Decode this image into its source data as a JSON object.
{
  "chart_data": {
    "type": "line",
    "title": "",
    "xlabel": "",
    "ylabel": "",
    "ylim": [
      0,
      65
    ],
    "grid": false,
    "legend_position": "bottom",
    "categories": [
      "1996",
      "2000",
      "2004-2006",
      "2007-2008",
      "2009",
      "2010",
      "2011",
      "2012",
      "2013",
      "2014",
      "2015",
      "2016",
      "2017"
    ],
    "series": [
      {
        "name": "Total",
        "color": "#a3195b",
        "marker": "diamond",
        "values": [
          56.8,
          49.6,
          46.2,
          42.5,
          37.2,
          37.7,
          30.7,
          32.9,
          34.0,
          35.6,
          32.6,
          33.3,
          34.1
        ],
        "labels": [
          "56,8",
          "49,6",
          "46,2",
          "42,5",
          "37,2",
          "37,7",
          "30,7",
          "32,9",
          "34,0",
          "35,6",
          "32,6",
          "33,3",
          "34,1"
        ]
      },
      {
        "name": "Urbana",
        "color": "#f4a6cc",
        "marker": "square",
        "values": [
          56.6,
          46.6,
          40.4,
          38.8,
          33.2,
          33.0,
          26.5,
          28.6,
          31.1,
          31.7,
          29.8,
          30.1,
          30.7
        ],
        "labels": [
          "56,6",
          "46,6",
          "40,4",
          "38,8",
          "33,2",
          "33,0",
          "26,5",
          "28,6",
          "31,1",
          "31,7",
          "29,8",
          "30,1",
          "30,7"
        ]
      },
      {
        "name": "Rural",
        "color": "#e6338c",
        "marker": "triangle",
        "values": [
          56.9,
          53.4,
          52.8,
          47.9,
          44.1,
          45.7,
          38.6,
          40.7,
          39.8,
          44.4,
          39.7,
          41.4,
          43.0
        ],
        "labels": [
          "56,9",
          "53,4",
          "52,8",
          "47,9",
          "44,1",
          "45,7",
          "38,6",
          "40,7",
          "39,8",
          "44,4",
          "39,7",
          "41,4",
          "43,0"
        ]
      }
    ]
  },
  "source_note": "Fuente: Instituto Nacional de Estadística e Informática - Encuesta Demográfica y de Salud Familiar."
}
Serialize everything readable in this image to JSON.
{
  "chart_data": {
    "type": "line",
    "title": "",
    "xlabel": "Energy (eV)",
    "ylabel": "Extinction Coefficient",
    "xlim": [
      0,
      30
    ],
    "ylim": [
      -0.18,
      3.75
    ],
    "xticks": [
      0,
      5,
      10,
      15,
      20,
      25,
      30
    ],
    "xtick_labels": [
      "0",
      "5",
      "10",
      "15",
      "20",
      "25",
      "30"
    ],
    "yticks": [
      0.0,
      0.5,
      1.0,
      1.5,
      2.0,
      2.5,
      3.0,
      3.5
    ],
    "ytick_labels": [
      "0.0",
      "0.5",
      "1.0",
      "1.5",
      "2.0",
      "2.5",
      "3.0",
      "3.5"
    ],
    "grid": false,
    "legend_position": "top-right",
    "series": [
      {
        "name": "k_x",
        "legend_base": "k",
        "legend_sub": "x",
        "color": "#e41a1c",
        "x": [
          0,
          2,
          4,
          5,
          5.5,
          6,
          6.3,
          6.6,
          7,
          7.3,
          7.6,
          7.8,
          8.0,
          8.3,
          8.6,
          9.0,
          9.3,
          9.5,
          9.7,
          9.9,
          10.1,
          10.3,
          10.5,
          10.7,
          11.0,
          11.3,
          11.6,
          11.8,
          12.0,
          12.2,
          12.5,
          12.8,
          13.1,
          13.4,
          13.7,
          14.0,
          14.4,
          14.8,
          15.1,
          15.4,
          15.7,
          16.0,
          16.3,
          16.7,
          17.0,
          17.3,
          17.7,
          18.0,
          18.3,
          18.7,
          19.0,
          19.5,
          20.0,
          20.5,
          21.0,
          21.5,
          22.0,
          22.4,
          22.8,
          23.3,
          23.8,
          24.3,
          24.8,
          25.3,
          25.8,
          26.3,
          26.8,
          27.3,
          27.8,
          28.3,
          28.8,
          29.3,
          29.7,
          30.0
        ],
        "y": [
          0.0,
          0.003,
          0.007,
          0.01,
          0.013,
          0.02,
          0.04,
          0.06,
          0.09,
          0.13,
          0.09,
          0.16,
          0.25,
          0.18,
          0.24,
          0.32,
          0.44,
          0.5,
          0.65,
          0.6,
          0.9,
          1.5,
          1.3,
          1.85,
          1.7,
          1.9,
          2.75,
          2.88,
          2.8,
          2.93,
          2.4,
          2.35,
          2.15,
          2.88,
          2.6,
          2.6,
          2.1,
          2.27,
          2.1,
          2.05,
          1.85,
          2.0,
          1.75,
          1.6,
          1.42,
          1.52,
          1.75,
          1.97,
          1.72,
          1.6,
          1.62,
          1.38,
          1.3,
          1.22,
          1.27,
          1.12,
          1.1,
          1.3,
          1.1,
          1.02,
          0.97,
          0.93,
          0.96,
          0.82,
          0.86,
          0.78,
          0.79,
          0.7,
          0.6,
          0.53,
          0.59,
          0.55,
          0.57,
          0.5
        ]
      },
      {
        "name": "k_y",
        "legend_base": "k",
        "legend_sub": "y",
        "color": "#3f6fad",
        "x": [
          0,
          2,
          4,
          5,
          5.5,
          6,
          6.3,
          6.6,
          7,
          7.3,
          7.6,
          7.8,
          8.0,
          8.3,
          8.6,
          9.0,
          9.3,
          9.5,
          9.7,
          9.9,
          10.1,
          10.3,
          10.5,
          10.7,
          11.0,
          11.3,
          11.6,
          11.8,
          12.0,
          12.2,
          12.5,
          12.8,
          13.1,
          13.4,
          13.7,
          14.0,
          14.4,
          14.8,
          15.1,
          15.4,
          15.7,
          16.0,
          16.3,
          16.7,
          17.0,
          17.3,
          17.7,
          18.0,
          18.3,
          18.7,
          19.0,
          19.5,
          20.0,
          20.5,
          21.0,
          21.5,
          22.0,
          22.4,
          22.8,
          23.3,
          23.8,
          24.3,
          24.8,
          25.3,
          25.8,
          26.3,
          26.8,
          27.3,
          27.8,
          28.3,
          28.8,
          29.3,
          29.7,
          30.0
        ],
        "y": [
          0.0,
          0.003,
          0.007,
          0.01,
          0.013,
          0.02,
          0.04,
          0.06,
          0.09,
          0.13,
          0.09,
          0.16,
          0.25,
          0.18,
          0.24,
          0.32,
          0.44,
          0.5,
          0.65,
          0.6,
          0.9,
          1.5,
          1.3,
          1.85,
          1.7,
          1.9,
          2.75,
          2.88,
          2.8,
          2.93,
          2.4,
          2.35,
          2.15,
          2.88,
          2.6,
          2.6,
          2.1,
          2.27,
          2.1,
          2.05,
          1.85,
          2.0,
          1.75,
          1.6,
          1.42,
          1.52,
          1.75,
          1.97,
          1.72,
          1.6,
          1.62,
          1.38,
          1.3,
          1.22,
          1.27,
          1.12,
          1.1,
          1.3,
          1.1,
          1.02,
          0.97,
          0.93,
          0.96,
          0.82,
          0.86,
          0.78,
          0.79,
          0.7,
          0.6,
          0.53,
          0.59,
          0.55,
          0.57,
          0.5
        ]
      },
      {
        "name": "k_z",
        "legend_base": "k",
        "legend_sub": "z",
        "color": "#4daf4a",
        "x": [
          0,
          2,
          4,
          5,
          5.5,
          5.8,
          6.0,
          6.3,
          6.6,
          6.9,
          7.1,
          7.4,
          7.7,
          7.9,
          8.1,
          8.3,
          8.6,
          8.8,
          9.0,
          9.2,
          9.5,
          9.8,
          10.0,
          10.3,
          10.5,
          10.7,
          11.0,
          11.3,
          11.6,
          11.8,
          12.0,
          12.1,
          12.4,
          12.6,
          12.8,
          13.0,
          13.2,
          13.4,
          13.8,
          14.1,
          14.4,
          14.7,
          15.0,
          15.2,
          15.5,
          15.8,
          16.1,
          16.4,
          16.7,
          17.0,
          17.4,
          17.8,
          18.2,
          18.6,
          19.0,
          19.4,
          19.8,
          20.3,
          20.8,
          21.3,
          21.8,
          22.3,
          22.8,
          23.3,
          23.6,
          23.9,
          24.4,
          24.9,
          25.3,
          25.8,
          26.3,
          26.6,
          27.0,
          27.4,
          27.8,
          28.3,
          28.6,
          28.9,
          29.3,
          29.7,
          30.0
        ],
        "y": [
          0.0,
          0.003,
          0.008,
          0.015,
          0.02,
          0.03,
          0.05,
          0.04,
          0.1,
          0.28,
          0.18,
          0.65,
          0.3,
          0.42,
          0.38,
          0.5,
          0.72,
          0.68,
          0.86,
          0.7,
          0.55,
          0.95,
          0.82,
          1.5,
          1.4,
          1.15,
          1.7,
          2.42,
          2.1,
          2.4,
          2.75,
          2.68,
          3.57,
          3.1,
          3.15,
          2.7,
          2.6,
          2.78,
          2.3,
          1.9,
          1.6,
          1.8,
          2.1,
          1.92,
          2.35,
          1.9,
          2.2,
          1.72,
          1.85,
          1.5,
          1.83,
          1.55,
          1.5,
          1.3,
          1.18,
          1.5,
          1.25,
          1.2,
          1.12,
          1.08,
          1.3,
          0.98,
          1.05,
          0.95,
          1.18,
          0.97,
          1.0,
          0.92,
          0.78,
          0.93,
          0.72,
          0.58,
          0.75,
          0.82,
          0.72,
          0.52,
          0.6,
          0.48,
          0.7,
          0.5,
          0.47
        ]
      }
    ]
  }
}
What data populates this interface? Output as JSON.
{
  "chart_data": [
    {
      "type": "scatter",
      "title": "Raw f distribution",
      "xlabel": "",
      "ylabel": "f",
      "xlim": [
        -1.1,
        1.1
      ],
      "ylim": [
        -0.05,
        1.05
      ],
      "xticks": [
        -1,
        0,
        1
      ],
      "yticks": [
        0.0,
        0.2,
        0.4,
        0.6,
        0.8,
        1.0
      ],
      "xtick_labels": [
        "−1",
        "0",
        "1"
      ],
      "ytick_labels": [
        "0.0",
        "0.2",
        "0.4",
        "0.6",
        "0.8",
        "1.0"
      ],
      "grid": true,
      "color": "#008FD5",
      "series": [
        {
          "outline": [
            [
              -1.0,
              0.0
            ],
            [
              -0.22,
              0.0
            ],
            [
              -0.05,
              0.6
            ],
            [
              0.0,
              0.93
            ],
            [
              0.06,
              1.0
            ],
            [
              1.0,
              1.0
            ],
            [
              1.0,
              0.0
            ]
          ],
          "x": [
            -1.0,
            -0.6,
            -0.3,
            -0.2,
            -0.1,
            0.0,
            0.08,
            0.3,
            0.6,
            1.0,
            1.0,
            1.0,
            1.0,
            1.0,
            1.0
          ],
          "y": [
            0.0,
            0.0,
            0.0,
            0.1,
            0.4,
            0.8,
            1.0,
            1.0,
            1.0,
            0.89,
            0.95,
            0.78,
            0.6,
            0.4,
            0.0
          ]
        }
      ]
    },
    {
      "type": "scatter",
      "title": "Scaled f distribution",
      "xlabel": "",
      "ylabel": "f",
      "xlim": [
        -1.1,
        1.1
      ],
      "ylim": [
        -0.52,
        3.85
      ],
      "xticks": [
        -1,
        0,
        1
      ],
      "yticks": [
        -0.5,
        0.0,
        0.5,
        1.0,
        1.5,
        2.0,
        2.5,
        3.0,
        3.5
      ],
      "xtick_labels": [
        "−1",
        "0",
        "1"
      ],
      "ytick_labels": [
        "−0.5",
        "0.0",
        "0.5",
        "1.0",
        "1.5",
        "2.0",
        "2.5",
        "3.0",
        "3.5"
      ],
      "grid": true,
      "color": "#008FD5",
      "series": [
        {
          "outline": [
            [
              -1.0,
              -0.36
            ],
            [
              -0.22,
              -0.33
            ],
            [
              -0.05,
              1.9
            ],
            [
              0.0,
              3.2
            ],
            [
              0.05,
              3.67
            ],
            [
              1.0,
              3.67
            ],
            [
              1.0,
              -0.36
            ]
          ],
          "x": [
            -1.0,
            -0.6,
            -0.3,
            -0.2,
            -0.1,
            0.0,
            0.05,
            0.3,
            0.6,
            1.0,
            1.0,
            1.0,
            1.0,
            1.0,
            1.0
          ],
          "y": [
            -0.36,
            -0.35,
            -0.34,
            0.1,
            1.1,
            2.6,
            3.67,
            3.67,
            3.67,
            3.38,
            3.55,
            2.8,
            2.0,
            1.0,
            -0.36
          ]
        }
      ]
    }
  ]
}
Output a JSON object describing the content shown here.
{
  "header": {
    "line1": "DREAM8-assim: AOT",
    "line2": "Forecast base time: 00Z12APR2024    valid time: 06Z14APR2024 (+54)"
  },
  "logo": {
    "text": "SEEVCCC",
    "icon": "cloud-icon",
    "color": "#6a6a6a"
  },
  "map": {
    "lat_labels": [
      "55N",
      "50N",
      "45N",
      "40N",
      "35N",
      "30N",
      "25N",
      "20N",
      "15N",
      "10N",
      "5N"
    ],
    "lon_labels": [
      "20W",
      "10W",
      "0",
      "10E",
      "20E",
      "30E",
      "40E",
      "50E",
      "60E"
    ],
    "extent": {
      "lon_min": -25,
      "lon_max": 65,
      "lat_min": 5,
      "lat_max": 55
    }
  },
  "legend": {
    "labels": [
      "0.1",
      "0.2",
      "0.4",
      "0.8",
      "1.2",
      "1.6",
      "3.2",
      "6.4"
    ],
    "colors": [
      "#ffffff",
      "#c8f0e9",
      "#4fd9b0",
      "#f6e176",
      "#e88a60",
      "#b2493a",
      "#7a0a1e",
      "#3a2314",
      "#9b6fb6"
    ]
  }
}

* Work to complete:
Write the lines out verbatim, from the one with "Output a JSON" through the last line of the entries, and stop there.

* Exercise result:
Output a JSON object describing the content shown here.
{
  "header": {
    "line1": "DREAM8-assim: AOT",
    "line2": "Forecast base time: 00Z12APR2024    valid time: 06Z14APR2024 (+54)"
  },
  "logo": {
    "text": "SEEVCCC",
    "icon": "cloud-icon",
    "color": "#6a6a6a"
  },
  "map": {
    "lat_labels": [
      "55N",
      "50N",
      "45N",
      "40N",
      "35N",
      "30N",
      "25N",
      "20N",
      "15N",
      "10N",
      "5N"
    ],
    "lon_labels": [
      "20W",
      "10W",
      "0",
      "10E",
      "20E",
      "30E",
      "40E",
      "50E",
      "60E"
    ],
    "extent": {
      "lon_min": -25,
      "lon_max": 65,
      "lat_min": 5,
      "lat_max": 55
    }
  },
  "legend": {
    "labels": [
      "0.1",
      "0.2",
      "0.4",
      "0.8",
      "1.2",
      "1.6",
      "3.2",
      "6.4"
    ],
    "colors": [
      "#ffffff",
      "#c8f0e9",
      "#4fd9b0",
      "#f6e176",
      "#e88a60",
      "#b2493a",
      "#7a0a1e",
      "#3a2314",
      "#9b6fb6"
    ]
  }
}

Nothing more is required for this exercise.